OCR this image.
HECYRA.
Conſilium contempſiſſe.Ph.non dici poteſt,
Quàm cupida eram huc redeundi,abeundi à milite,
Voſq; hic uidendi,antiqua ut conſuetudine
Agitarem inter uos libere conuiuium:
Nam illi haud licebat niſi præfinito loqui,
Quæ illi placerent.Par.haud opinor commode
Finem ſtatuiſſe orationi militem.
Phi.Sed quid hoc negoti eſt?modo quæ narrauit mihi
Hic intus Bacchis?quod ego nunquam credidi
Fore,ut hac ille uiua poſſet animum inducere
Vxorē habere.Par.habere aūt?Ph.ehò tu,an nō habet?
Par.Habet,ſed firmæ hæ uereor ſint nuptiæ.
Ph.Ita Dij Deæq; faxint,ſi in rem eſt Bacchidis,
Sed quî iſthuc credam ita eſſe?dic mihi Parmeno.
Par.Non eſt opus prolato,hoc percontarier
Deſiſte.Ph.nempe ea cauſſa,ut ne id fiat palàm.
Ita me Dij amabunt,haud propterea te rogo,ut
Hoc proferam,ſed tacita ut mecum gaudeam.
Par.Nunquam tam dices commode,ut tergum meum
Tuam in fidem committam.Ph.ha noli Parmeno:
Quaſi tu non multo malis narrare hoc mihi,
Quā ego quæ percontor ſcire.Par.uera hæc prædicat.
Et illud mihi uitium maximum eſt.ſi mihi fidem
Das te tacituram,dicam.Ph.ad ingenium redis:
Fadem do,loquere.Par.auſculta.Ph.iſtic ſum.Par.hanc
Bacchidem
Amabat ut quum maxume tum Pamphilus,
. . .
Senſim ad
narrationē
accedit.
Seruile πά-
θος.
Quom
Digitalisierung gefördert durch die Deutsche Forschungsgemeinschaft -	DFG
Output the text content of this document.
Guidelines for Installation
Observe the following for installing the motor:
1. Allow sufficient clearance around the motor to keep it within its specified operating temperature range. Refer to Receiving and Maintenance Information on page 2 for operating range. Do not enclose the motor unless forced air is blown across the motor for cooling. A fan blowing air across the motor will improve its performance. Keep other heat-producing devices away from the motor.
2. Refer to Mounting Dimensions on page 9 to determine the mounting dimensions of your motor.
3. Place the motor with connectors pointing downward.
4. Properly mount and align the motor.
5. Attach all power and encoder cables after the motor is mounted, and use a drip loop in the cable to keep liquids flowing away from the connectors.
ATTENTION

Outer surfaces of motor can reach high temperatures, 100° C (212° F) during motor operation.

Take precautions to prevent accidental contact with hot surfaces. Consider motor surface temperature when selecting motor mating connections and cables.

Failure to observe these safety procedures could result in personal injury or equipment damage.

_Goal_: Starting at the line with "Output the text content of this document.", copy every line up to and including the last one in the entries above.

_Result_:
Output the text content of this document.
Guidelines for Installation
Observe the following for installing the motor:
1. Allow sufficient clearance around the motor to keep it within its specified operating temperature range. Refer to Receiving and Maintenance Information on page 2 for operating range. Do not enclose the motor unless forced air is blown across the motor for cooling. A fan blowing air across the motor will improve its performance. Keep other heat-producing devices away from the motor.
2. Refer to Mounting Dimensions on page 9 to determine the mounting dimensions of your motor.
3. Place the motor with connectors pointing downward.
4. Properly mount and align the motor.
5. Attach all power and encoder cables after the motor is mounted, and use a drip loop in the cable to keep liquids flowing away from the connectors.
ATTENTION

Outer surfaces of motor can reach high temperatures, 100° C (212° F) during motor operation.

Take precautions to prevent accidental contact with hot surfaces. Consider motor surface temperature when selecting motor mating connections and cables.

Failure to observe these safety procedures could result in personal injury or equipment damage.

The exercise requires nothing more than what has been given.